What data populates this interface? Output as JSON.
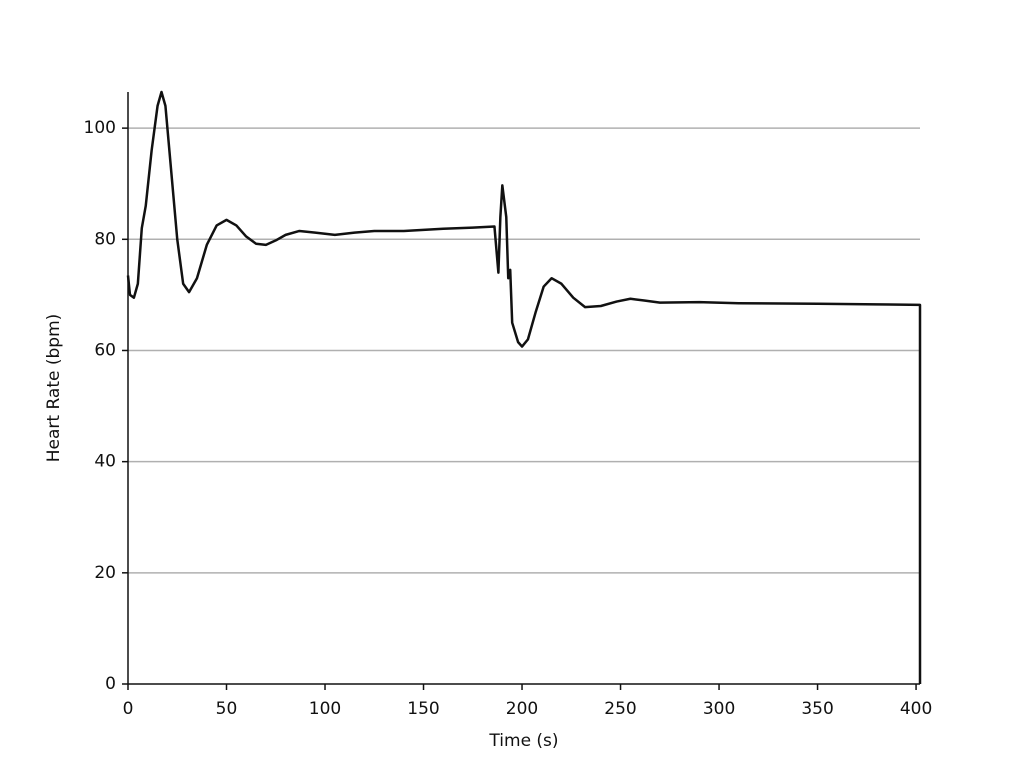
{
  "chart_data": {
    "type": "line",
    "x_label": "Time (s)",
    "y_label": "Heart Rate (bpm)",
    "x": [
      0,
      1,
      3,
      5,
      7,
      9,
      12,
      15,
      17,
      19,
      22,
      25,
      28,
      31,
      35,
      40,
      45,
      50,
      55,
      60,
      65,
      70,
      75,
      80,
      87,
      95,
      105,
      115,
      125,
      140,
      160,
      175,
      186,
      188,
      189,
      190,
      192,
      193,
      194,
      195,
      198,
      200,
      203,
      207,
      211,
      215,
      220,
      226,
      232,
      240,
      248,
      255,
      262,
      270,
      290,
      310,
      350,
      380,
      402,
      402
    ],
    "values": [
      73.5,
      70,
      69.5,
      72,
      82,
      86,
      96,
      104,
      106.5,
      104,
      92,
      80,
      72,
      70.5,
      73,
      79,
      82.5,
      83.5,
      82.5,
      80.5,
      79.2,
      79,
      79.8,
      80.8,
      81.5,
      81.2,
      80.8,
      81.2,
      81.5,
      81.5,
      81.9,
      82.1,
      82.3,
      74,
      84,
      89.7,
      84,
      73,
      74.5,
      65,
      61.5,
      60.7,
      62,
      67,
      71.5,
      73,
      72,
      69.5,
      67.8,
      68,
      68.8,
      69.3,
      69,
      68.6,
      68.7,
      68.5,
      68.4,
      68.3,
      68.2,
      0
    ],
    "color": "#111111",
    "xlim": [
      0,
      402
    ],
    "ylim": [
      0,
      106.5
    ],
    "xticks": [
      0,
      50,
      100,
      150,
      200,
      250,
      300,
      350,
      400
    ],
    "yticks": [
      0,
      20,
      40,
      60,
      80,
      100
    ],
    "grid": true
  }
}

## PROMPT
Quote every record above exactly, leaving out the pictures.

## ANSWER
What data populates this interface? Output as JSON.
{
  "chart_data": {
    "type": "line",
    "x_label": "Time (s)",
    "y_label": "Heart Rate (bpm)",
    "x": [
      0,
      1,
      3,
      5,
      7,
      9,
      12,
      15,
      17,
      19,
      22,
      25,
      28,
      31,
      35,
      40,
      45,
      50,
      55,
      60,
      65,
      70,
      75,
      80,
      87,
      95,
      105,
      115,
      125,
      140,
      160,
      175,
      186,
      188,
      189,
      190,
      192,
      193,
      194,
      195,
      198,
      200,
      203,
      207,
      211,
      215,
      220,
      226,
      232,
      240,
      248,
      255,
      262,
      270,
      290,
      310,
      350,
      380,
      402,
      402
    ],
    "values": [
      73.5,
      70,
      69.5,
      72,
      82,
      86,
      96,
      104,
      106.5,
      104,
      92,
      80,
      72,
      70.5,
      73,
      79,
      82.5,
      83.5,
      82.5,
      80.5,
      79.2,
      79,
      79.8,
      80.8,
      81.5,
      81.2,
      80.8,
      81.2,
      81.5,
      81.5,
      81.9,
      82.1,
      82.3,
      74,
      84,
      89.7,
      84,
      73,
      74.5,
      65,
      61.5,
      60.7,
      62,
      67,
      71.5,
      73,
      72,
      69.5,
      67.8,
      68,
      68.8,
      69.3,
      69,
      68.6,
      68.7,
      68.5,
      68.4,
      68.3,
      68.2,
      0
    ],
    "color": "#111111",
    "xlim": [
      0,
      402
    ],
    "ylim": [
      0,
      106.5
    ],
    "xticks": [
      0,
      50,
      100,
      150,
      200,
      250,
      300,
      350,
      400
    ],
    "yticks": [
      0,
      20,
      40,
      60,
      80,
      100
    ],
    "grid": true
  }
}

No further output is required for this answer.